----- TASK MATERIAL

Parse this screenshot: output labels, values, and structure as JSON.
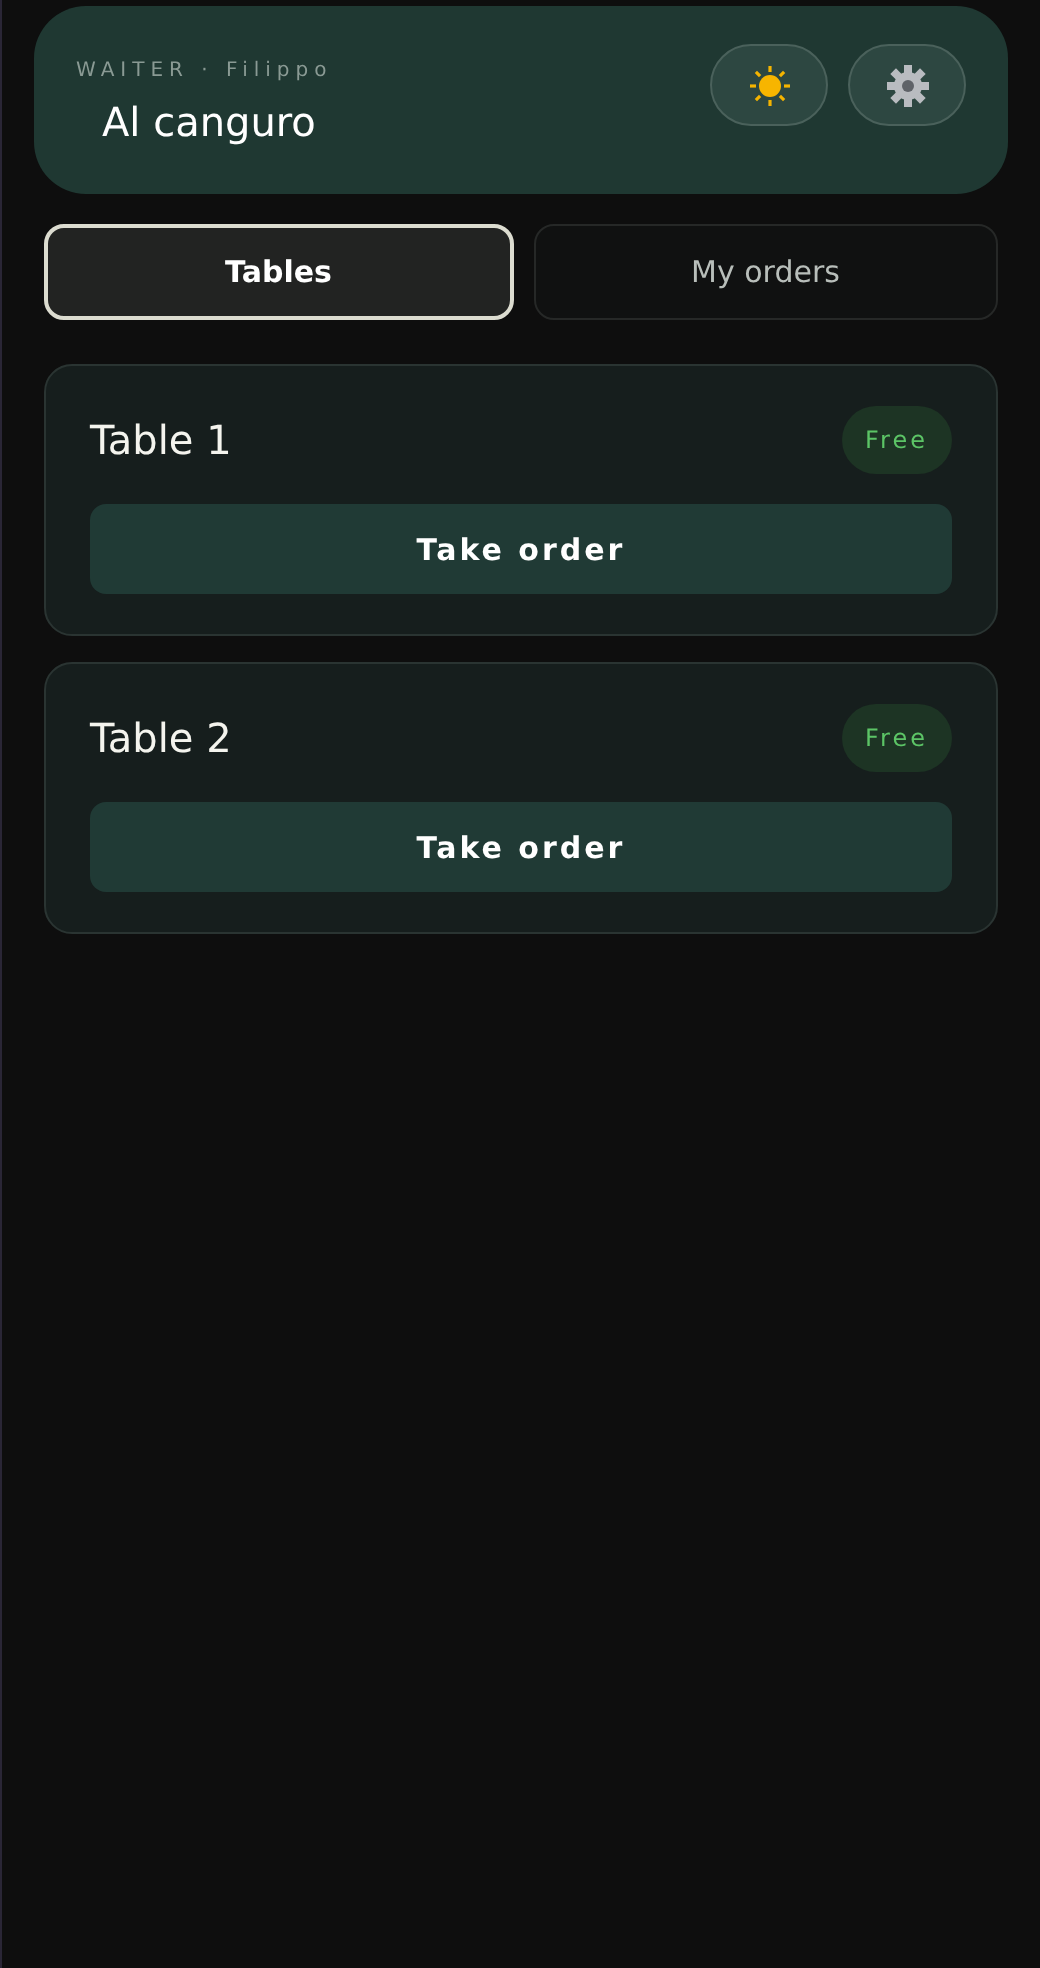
{
  "header": {
    "role_line": "WAITER · Filippo",
    "restaurant": "Al canguro"
  },
  "tabs": [
    {
      "label": "Tables",
      "selected": true
    },
    {
      "label": "My orders",
      "selected": false
    }
  ],
  "tables": [
    {
      "name": "Table 1",
      "status": "Free",
      "action": "Take order"
    },
    {
      "name": "Table 2",
      "status": "Free",
      "action": "Take order"
    }
  ]
}
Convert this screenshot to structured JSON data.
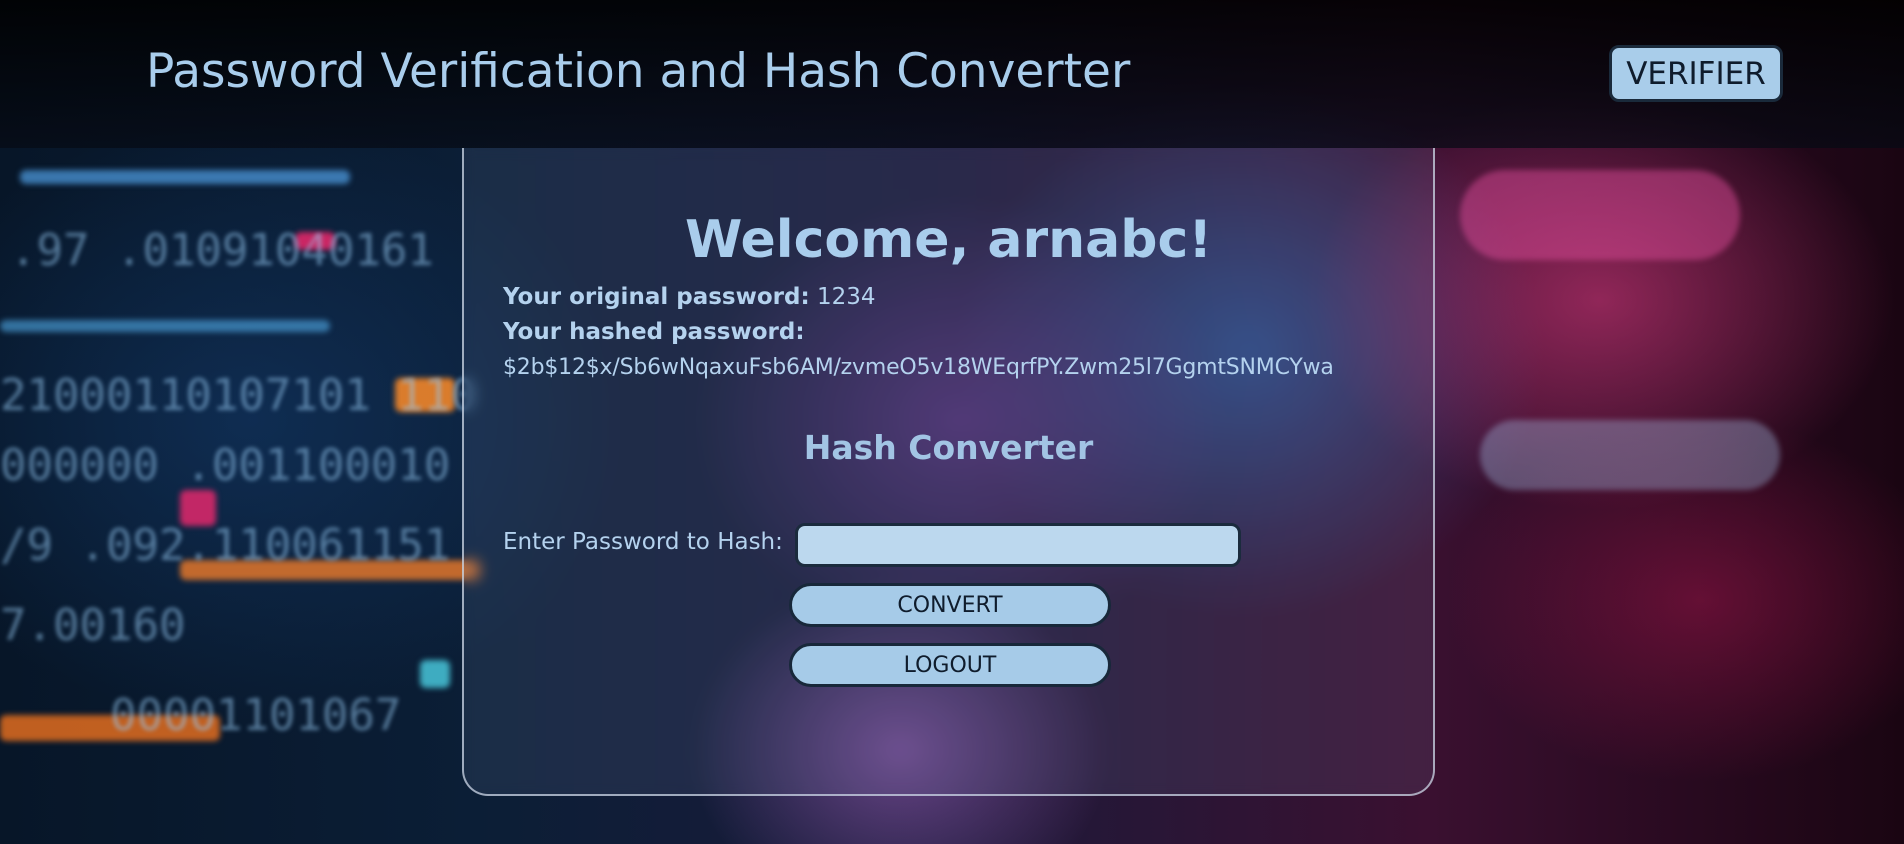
{
  "header": {
    "title": "Password Verification and Hash Converter",
    "verifier_label": "VERIFIER"
  },
  "main": {
    "welcome": "Welcome, arnabc!",
    "original_password_label": "Your original password:",
    "original_password_value": "1234",
    "hashed_password_label": "Your hashed password:",
    "hashed_password_value": "$2b$12$x/Sb6wNqaxuFsb6AM/zvmeO5v18WEqrfPY.Zwm25l7GgmtSNMCYwa",
    "section_title": "Hash Converter",
    "hash_input_label": "Enter Password to Hash:",
    "hash_input_value": "",
    "convert_label": "CONVERT",
    "logout_label": "LOGOUT"
  },
  "colors": {
    "accent": "#a9cdec",
    "button_fill": "#a6cbe8",
    "button_border": "#18283a"
  }
}
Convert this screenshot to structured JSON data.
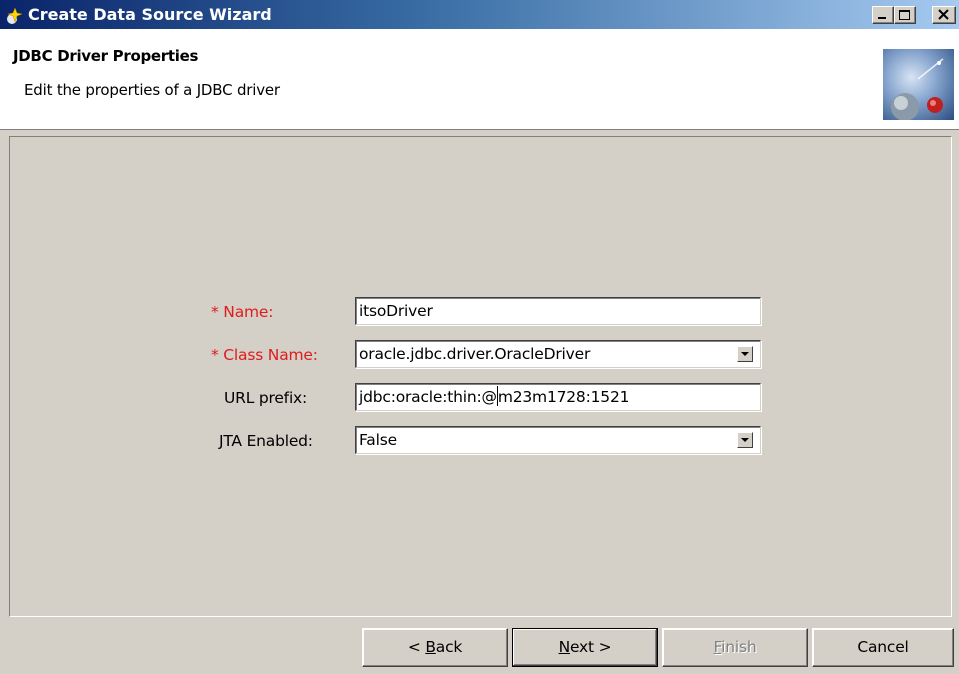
{
  "window": {
    "title": "Create Data Source Wizard",
    "controls": [
      "minimize",
      "maximize",
      "close"
    ]
  },
  "header": {
    "title": "JDBC Driver Properties",
    "description": "Edit the properties of a JDBC driver"
  },
  "form": {
    "name": {
      "required_mark": "*",
      "label": "Name:",
      "value": "itsoDriver"
    },
    "class_name": {
      "required_mark": "*",
      "label": "Class Name:",
      "value": "oracle.jdbc.driver.OracleDriver"
    },
    "url_prefix": {
      "label": "URL prefix:",
      "value_before_caret": "jdbc:oracle:thin:@",
      "value_after_caret": "m23m1728:1521"
    },
    "jta_enabled": {
      "label": "JTA Enabled:",
      "value": "False"
    }
  },
  "buttons": {
    "back": {
      "prefix": "< ",
      "mnemonic": "B",
      "rest": "ack"
    },
    "next": {
      "mnemonic": "N",
      "rest": "ext >"
    },
    "finish": {
      "mnemonic": "F",
      "rest": "inish"
    },
    "cancel": {
      "label": "Cancel"
    }
  },
  "colors": {
    "required_label": "#e01b1b",
    "titlebar_start": "#0a246a",
    "titlebar_end": "#a6caf0",
    "dialog_bg": "#d4d0c8"
  }
}
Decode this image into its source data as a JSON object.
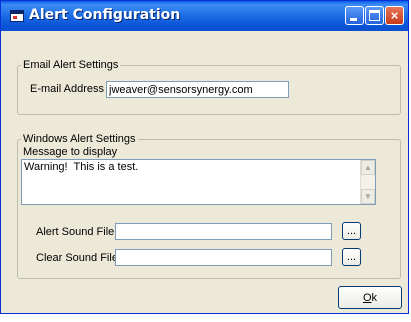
{
  "window": {
    "title": "Alert Configuration",
    "close_glyph": "×"
  },
  "email_group": {
    "legend": "Email Alert Settings",
    "email_label": "E-mail Address",
    "email_value": "jweaver@sensorsynergy.com"
  },
  "windows_group": {
    "legend": "Windows Alert Settings",
    "message_label": "Message to display",
    "message_value": "Warning!  This is a test.",
    "alert_sound_label": "Alert Sound File",
    "alert_sound_value": "",
    "clear_sound_label": "Clear Sound File",
    "clear_sound_value": "",
    "browse_label": "..."
  },
  "footer": {
    "ok_underlined": "O",
    "ok_rest": "k"
  },
  "icons": {
    "app": "alert-window-icon",
    "scroll_up": "▲",
    "scroll_down": "▼"
  },
  "colors": {
    "titlebar": "#0a55d8",
    "dialog_bg": "#ece9d8",
    "input_border": "#7f9db9",
    "button_border": "#003c74"
  }
}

----------

§ **THE PROBLEM**: Print all of the entries word for word. Skip any images they contain.

§ **RESPONSE TO THE TASK**:
Parse this screenshot: output labels, values, and structure as JSON.
{
  "header": {
    "role_line": "WAITER · Filippo",
    "restaurant": "Al canguro"
  },
  "tabs": [
    {
      "label": "Tables",
      "selected": true
    },
    {
      "label": "My orders",
      "selected": false
    }
  ],
  "tables": [
    {
      "name": "Table 1",
      "status": "Free",
      "action": "Take order"
    },
    {
      "name": "Table 2",
      "status": "Free",
      "action": "Take order"
    }
  ]
}
Convert this screenshot to structured JSON data.
{
  "header": {
    "title": "Password Verification and Hash Converter",
    "verifier_label": "VERIFIER"
  },
  "main": {
    "welcome": "Welcome, arnabc!",
    "original_password_label": "Your original password:",
    "original_password_value": "1234",
    "hashed_password_label": "Your hashed password:",
    "hashed_password_value": "$2b$12$x/Sb6wNqaxuFsb6AM/zvmeO5v18WEqrfPY.Zwm25l7GgmtSNMCYwa",
    "section_title": "Hash Converter",
    "hash_input_label": "Enter Password to Hash:",
    "hash_input_value": "",
    "convert_label": "CONVERT",
    "logout_label": "LOGOUT"
  },
  "colors": {
    "accent": "#a9cdec",
    "button_fill": "#a6cbe8",
    "button_border": "#18283a"
  }
}
Convert this screenshot to structured JSON data.
{
  "window": {
    "title": "Create Data Source Wizard",
    "controls": [
      "minimize",
      "maximize",
      "close"
    ]
  },
  "header": {
    "title": "JDBC Driver Properties",
    "description": "Edit the properties of a JDBC driver"
  },
  "form": {
    "name": {
      "required_mark": "*",
      "label": "Name:",
      "value": "itsoDriver"
    },
    "class_name": {
      "required_mark": "*",
      "label": "Class Name:",
      "value": "oracle.jdbc.driver.OracleDriver"
    },
    "url_prefix": {
      "label": "URL prefix:",
      "value_before_caret": "jdbc:oracle:thin:@",
      "value_after_caret": "m23m1728:1521"
    },
    "jta_enabled": {
      "label": "JTA Enabled:",
      "value": "False"
    }
  },
  "buttons": {
    "back": {
      "prefix": "< ",
      "mnemonic": "B",
      "rest": "ack"
    },
    "next": {
      "mnemonic": "N",
      "rest": "ext >"
    },
    "finish": {
      "mnemonic": "F",
      "rest": "inish"
    },
    "cancel": {
      "label": "Cancel"
    }
  },
  "colors": {
    "required_label": "#e01b1b",
    "titlebar_start": "#0a246a",
    "titlebar_end": "#a6caf0",
    "dialog_bg": "#d4d0c8"
  }
}
Decode this image into its source data as a JSON object.
{
  "window": {
    "title": "Alert Configuration",
    "close_glyph": "×"
  },
  "email_group": {
    "legend": "Email Alert Settings",
    "email_label": "E-mail Address",
    "email_value": "jweaver@sensorsynergy.com"
  },
  "windows_group": {
    "legend": "Windows Alert Settings",
    "message_label": "Message to display",
    "message_value": "Warning!  This is a test.",
    "alert_sound_label": "Alert Sound File",
    "alert_sound_value": "",
    "clear_sound_label": "Clear Sound File",
    "clear_sound_value": "",
    "browse_label": "..."
  },
  "footer": {
    "ok_underlined": "O",
    "ok_rest": "k"
  },
  "icons": {
    "app": "alert-window-icon",
    "scroll_up": "▲",
    "scroll_down": "▼"
  },
  "colors": {
    "titlebar": "#0a55d8",
    "dialog_bg": "#ece9d8",
    "input_border": "#7f9db9",
    "button_border": "#003c74"
  }
}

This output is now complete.